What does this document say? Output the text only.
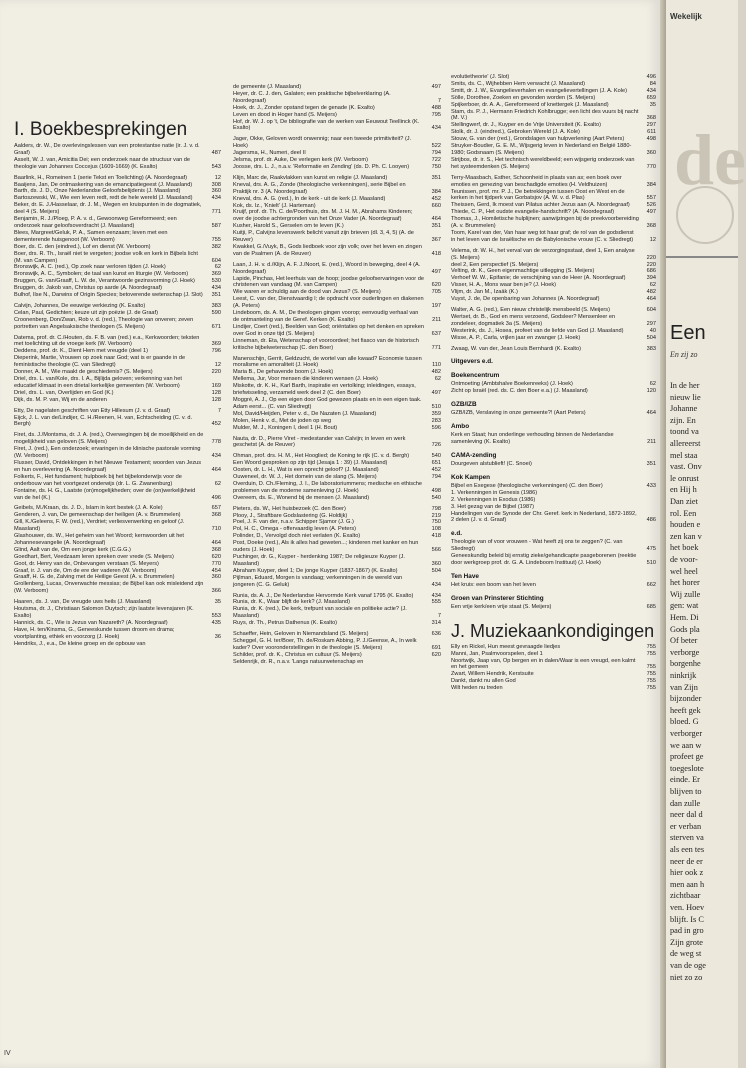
I. Boekbesprekingen
Aalders, dr. W., De overlevingslessen van een protestantse natie (ir. J. v. d. Graaf)	487
Asselt, W. J. van, Amicitia Dei; een onderzoek naar de structuur van de theologie van Johannes Coccejus (1609-1669) (K. Exalto)	543
Baarlink, H., Romeinen 1 (serie Tekst en Toelichting) (A. Noordegraaf)	12
Baaijens, Jan, De ontmaskering van de emancipatiegeest (J. Maasland)	308
Barth, ds. J. D., Onze Nederlandse Geloofsbelijdenis (J. Maasland)	360
Bartoszewski, W., Wie een leven redt, redt de hele wereld (J. Maasland)	434
Beker, dr. E. J./Hasselaar, dr. J. M., Wegen en kruispunten in de dogmatiek, deel 4 (S. Meijers)	771
Benjamin, R. J./Ploeg, P. A. v. d., Gewoonweg Gereformeerd; een onderzoek naar geloofsoverdracht (J. Maasland)	587
Blees, Margreet/Geluk, P. A., Samen eenzaam; leven met een dementerende huisgenoot (W. Verboom)	755
Boer, ds. C. den (eindred.), Lof en dienst (W. Verboom)	382
Boer, drs. R. Th., Israël niet te vergeten; joodse volk en kerk in Bijbels licht (M. van Campen)	604
Bronswijk, A. C. (red.), Op zoek naar verloren tijden (J. Hoek)	62
Bronswijk, A. C., Symbolen; de taal van kunst en liturgie (W. Verboom)	369
Bruggen, G. van/Graaff, L. W. de, Verantwoorde gezinsvorming (J. Hoek)	530
Bruggen, dr. Jakob van, Christus op aarde (A. Noordegraaf)	434
Bulhof, Ilse N., Darwins of Origin Species; betoverende wetenschap (J. Slot)	351
Calvijn, Johannes, De eeuwige verkiezing (K. Exalto)	383
Celan, Paul, Gedichten; keuze uit zijn poëzie (J. de Graaf)	590
Croonenberg, Don/Zwan, Rob v. d. (red.), Theologie van onveren; zeven portretten van Angelsaksische theologen (S. Meijers)	671
Datema, prof. dr. C./Houten, ds. F. B. van (red.) e.a., Kerkwoorden; teksten met toelichting uit de vroege kerk (W. Verboom)	369
Deddens, prof. dr. K., Dient Hem met vreugde (deel 1)	796
Dieperink, Martie, Vrouwen op zoek naar God; wat is er gaande in de feministische theologie (C. van Sliedregt)	12
Donner, A. M., Wie maakt de geschiedenis? (S. Meijers)	220
Driel, drs. L. van/Kole, drs. I. A., Bijlijda geloven; verkenning van het educatief klimaat in een drietal kerkelijke gemeenten (W. Verboom)	169
Driel, drs. L. van, Overlijden en God (K.)	128
Dijk, ds. M. P. van, Wij en de anderen	128
Etty, De nagelaten geschriften van Etty Hillesum (J. v. d. Graaf)	7
Eijck, J. L. van de/Lindijer, C. H./Reenen, H. van, Echtscheiding (C. v. d. Bergh)	452
Firet, ds. J./Montsma, dr. J. A. (red.), Overwegingen bij de moeilijkheid en de mogelijkheid van geloven (S. Meijers)	778
Firet, J. (red.), Een onderzoek; ervaringen in de klinische pastorale vorming (W. Verboom)	434
Flusser, David, Ontdekkingen in het Nieuwe Testament; woorden van Jezus en hun overlevering (A. Noordegraaf)	464
Folkerts, F., Het fundament; hulpboek bij het bijbelonderwijs voor de onderbouw van het voortgezet onderwijs (dr. L. G. Zwanenburg)	62
Fontaine, ds. H. G., Laatste (on)mogelijkheden; over de (on)werkelijkheid van de hel (K.)	496
Geibels, M./Kraan, ds. J. D., Islam in kort bestek (J. A. Kole)	657
Genderen, J. van, De gemeenschap der heiligen (A. v. Brummelen)	368
Gill, K./Geleens, F. W. (red.), Verdriet; verliesverwerking en geloof (J. Maasland)	710
Glashouwer, ds. W., Het geheim van het Woord; kernwoorden uit het Johannesevangelie (A. Noordegraaf)	464
Glind, Aalt van de, Om een jonge kerk (C.G.G.)	368
Goedhart, Bert, Veedzaam leren spreken over vrede (S. Meijers)	620
Goot, dr. Henry van de, Onbevangen verstaan (S. Meyers)	770
Graaf, ir. J. van de, Om de ere der vaderen (W. Verboom)	454
Graaff, H. G. de, Zalving met de Heilige Geest (A. v. Brummelen)	360
Grollenberg, Lucas, Onverwachte messias; de Bijbel kan ook misleidend zijn (W. Verboom)	366
Haaren, ds. J. van, De vreugde uws heils (J. Maasland)	35
Houtsma, dr. J., Christiaan Salomon Duytsch; zijn laatste levensjaren (K. Exalto)	553
Hannick, ds. C., Wie is Jezus van Nazareth? (A. Noordegraaf)	435
Have, H. ten/Kinsma, G., Geneeskunde tussen droom en drama; voortplanting, ethiek en voorzorg (J. Hoek)	36
Hendriks, J., e.a., De kleine groep en de opbouw van
de gemeente (J. Maasland)	497
Heyer, dr. C. J. den, Galaten; een praktische bijbelverklaring (A. Noordegraaf)	7
Hoek, dr. J., Zonder opstand tegen de genade (K. Exalto)	488
Leven en dood in Hoger hand (S. Meijers)	795
Hof, dr. W. J. op 't, De bibliografie van de werken van Eeuwout Teellinck (K. Exalto)	434
Jager, Okke, Geloven wordt onwennig; naar een tweede primitiviteit? (J. Hoek)	522
Jagersma, H., Numeri, deel II	794
Jelsma, prof. dr. Auke, De verlegen kerk (W. Verboom)	722
Joosse, drs. L. J., n.a.v. 'Reformatie en Zending' (ds. D. Ph. C. Looyen)	750
Klijn, Marc de, Raakvlakken van kunst en religie (J. Maasland)	351
Kneval, drs. A. G., Zonde (theologische verkenningen), serie Bijbel en Praktijk nr. 3 (A. Noordegraaf)	384
Kneval, drs. A. G. (red.), In de kerk - uit de kerk (J. Maasland)	452
Kok, ds. Iz., 'Knielt' (J. Harteman)	660
Kruijf, prof. dr. Th. C. de/Poorthuis, drs. M. J. H. M., Abrahams Kinderen; over de joodse achtergronden van het Onze Vader (A. Noordegraaf)	464
Kusher, Harold S., Gerselen om te leven (K.)	351
Kuitji, P., Calvijns levenswerk belicht vanuit zijn brieven (dl. 3, 4, 5) (A. de Reuver)	367
Kwakkel, G./Vuyk, B., Gods liedboek voor zijn volk; over het leven en zingen van de Psalmen (A. de Reuver)	418
Laan, J. H. v. d./Klijn, A. F. J./Noort, E. (red.), Woord in beweging, deel 4 (A. Noordegraaf)	497
Lapide, Pinchas, Het leerhuis van de hoop; joodse geloofservaringen voor de christenen van vandaag (M. van Campen)	620
Wie waren er schuldig aan de dood van Jezus? (S. Meijers)	705
Leest, C. van der, Dienstvaardig I; de opdracht voor ouderlingen en diakenen (A. Peters)	197
Lindeboom, ds. A. M., De theologen gingen voorop; eenvoudig verhaal van de ontmanteling van de Geref. Kerken (K. Exalto)	211
Lindijer, Coert (red.), Beelden van God; oriëntaties op het denken en spreken over God in onze tijd (S. Meijers)	637
Linneman, dr. Eta, Wetenschap of vooroordeel; het fiasco van de historisch kritische bijbelwetenschap (C. den Boer)	771
Manenschijn, Gerrit, Geldzucht, de wortel van alle kwaad? Economie tussen moralisme en amoraliteit (J. Hoek)	110
Maria B., De gehavende boom (J. Hoek)	482
Mellema, Jur, Voor mensen die kinderen wensen (J. Hoek)	62
Miskotte, dr. K. H., Karl Barth, inspiratie en vertolking; inleidingen, essays, briefwisseling, verzameld werk deel 2 (C. den Boer)	497
Moggré, A. J., Op een eigen door God gewezen plaats en in een eigen taak. Adam eerst... (C. van Sliedregt)	510
Mol, David/Heijden, Peter v. d., De Nazaten (J. Maasland)	359
Molen, Henk v. d., Met de joden op weg	283
Mulder, M. J., Koningen I, deel 1 (H. Bout)	596
Nauta, dr. D., Pierre Viret - medestander van Calvijn; in leven en werk geschetst (A. de Reuver)	726
Ohman, prof. drs. H. M., Het Hooglied; de Koning te rijk (C. v. d. Bergh)	540
Een Woord gesproken op zijn tijd (Jesaja 1 : 39) (J. Maasland)	651
Oosten, dr. L. H., Wat is een oprecht geloof? (J. Maasland)	452
Ouweneel, dr. W. J., Het domein van de slang (S. Meijers)	794
Overduin, D. Ch./Fleming, J. I., De laboratoriummens; medische en ethische problemen van de moderne samenleving (J. Hoek)	498
Overeem, ds. E., Wonend bij de mensen (J. Maasland)	540
Pieters, ds. W., Het huisbezoek (C. den Boer)	798
Plooy, J., Straftbare Godslastering (G. Holdijk)	219
Poel, J. F. van der, n.a.v. Schipper Sjamor (J. G.)	750
Pol, H. C., Omega - offervaardig leven (A. Peters)	108
Polinder, D., Vervolgd doch niet verlaten (K. Exalto)	418
Post, Doeke (red.), Als ik alles had geweten...; kinderen met kanker en hun ouders (J. Hoek)	566
Puchinger, dr. G., Kuyper - herdenking 1987; De religieuze Kuyper (J. Maasland)	360
Abraham Kuyper, deel 1; De jonge Kuyper (1837-1867) (K. Exalto)	504
Pijlman, Eduard, Morgen is vandaag; verkenningen in de wereld van jongeren (C. G. Geluk)	434
Runia, ds. A. J., De Nederlandse Hervormde Kerk vanaf 1795 (K. Exalto)	434
Runia, dr. K., Waar blijft de kerk? (J. Maasland)	555
Runia, dr. K. (red.), De kerk, trefpunt van sociale en politieke actie? (J. Maasland)	7
Ruys, dr. Th., Petrus Dathenus (K. Exalto)	314
Schaeffer, Hein, Geloven in Niemandsland (S. Meijers)	636
Scheggel, G. H. ter/Boer, Th. de/Roskam Abbing, P. J./Geense, A., In welk kader? Over vooronderstellingen in de theologie (S. Meijers)	691
Schilder, prof. dr. K., Christus en cultuur (S. Meijers)	620
Seldenrijk, dr. R., n.a.v. 'Langs natuurwetenschap en
evolutietheorie' (J. Slot)	496
Smits, ds. C., Wijhebben Hem verwacht (J. Maasland)	84
Smitt, dr. J. W., Evangelieverhalen en evangelievertellingen (J. A. Kole)	434
Sölle, Dorothee, Zoeken en gevonden worden (S. Meijers)	659
Spijkerboer, dr. A. A., Gereformeerd of knettergek (J. Maasland)	35
Stam, ds. P. J., Hermann Friedrich Kohlbrugge; een licht des vuurs bij nacht (M. V.)	368
Stellingwerf, dr. J., Kuyper en de Vrije Universiteit (K. Exalto)	297
Stolk, dr. J. (eindred.), Gebroken Wereld (J. A. Kole)	611
Stouw, G. van der (red.), Grondslagen van hulpverlening (Aart Peters)	498
Struyker-Boudier, G. E. M., Wijsgerig leven in Nederland en België 1880-1980; Godsnaam (S. Meijers)	360
Strijbos, dr. ir. S., Het technisch wereldbeeld; een wijsgerig onderzoek van het systeemdenken (S. Meijers)	770
Terry-Maasbach, Esther, Schoonheid in plaats van as; een boek over emoties en genezing van beschadigde emoties (H. Veldhuizen)	384
Teunissen, prof. mr. P. J., De betrekkingen tussen Oost en West en de kerken in het tijdperk van Gorbatsjov (A. W. v. d. Plas)	557
Theissen, Gerd, Ik moest van Pilatus achter Jezus aan (A. Noordegraaf)	526
Thiede, C. P., Het oudste evangelie-handschrift? (A. Noordegraaf)	497
Thomas, J., Homiletische hulplijnen; aanwijzingen bij de preekvoorbereiding (A. v. Brummelen)	368
Toom, Karel van der, Van haar weg tot haar graf; de rol van de godsdienst in het leven van de Israëlische en de Babylonische vrouw (C. v. Sliedregt)	12
Velema, dr. W. H., het verval van de verzorgingsstaat, deel 1, Een analyse (S. Meijers)	220
deel 2, Een perspectief (S. Meijers)	220
Velting, dr. K., Geen eigenmachtige uitlegging (S. Meijers)	686
Verhoef W. W., Epifanie; de verschijning van de Heer (A. Noordegraaf)	394
Visser, H. A., Mons waar ben je? (J. Hoek)	62
Vlijm, dr. Jan M., Izaäk (K.)	482
Vuyst, J. de, De openbaring van Johannes (A. Noordegraaf)	464
Walter, A. G. (red.), Een nieuw christelijk mensbeeld (S. Meijers)	604
Wertset, dr. B., God en mens verzoend, Godsleer? Mensenleer en zondeleer, dogmatiek 3a (S. Meijers)	297
Westerink, ds. J., Hosea, profeet van de liefde van God (J. Maasland)	40
Wisse, A. P., Carla, vrijlen jaar en zwanger (J. Hoek)	504
Zwaag, W. van der, Jean Louis Bernhardi (K. Exalto)	383
Uitgevers e.d.
Boekencentrum
Ontmoeting (Ambtshalve Boekenreeks) (J. Hoek)	62
Zicht op Israël (red. ds. C. den Boer e.a.) (J. Maasland)	120
GZB/IZB
GZB/IZB, Verslaving in onze gemeente?! (Aart Peters)	464
Ambo
Kerk en Staat; hun onderlinge verhouding binnen de Nederlandse samenleving (K. Exalto)	211
CAMA-zending
Dourgeven alstublieft! (C. Snoei)	351
Kok Kampen
Bijbel en Exegese (theologische verkenningen) (C. den Boer)	433
1. Verkenningen in Genesis (1986)
2. Verkenningen in Exodus (1986)
3. Het gezag van de Bijbel (1987)
Handelingen van de Synode der Chr. Geref. kerk in Nederland, 1872-1892, 2 delen (J. v. d. Graaf)	486
e.d.
Theologie van of voor vrouwen - Wat heeft zij ons te zeggen? (C. van Sliedregt)	475
Geneeskundig beleid bij ernstig zieke/gehandicapte pasgeborenen (reektie door werkgroep prof. dr. G. A. Lindeboom Instituut) (J. Hoek)	510
Ten Have
Het kruis: een boom van het leven	662
Groen van Prinsterer Stichting
Een vrije kerk/een vrije staat (S. Meijers)	685
J. Muziekaankondigingen
Elly en Rickel, Hun meest gevraagde liedjes	755
Manni, Jan, Psalmvoorspelen, deel 1	755
Noortwijk, Jaap van, Op bergen en in dalen/Waar is een vreugd, een kalmt en het gemeen	755
Zwart, Willem Hendrik, Kerstsuite	755
Dankt, dankt nu allen God	755
Wilt heden nu treden	755
IV
Wekelijk
de
Een
En zij zo
In de her
nieuw lie
Johanne
zijn. En
toond va
allereerst
mel staa
vast. Onv
le onrust
en Hij h
Dan ziet
rol. Een
houden e
zen kan v
het boek
de voor-
wel heel
het horer
Wij zulle
gen: wat
Hem. Di
Gods pla
Of beter
verborge
borgenhe
ninkrijk
van Zijn
bijzonder
heeft gek
bloed. G
verborger
we aan w
profeet ge
toegeslote
einde. Er
blijven to
dan zulle
neer dal d
er verban
sterven va
als een tes
neer de er
hier ook z
men aan h
zichtbaar
ven. Hoev
blijft. Is C
pad in gro
Zijn grote
de weg st
van de oge
niet zo zo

┄┄┄┄┄┄┄┄┄┄┄┄┄┄┄┄┄┄┄┄

■ **EXERCISE**:
Find the lines above that contain "Brummelen" and report their number, without comment.

■ **SOLUTION BELOW**:
3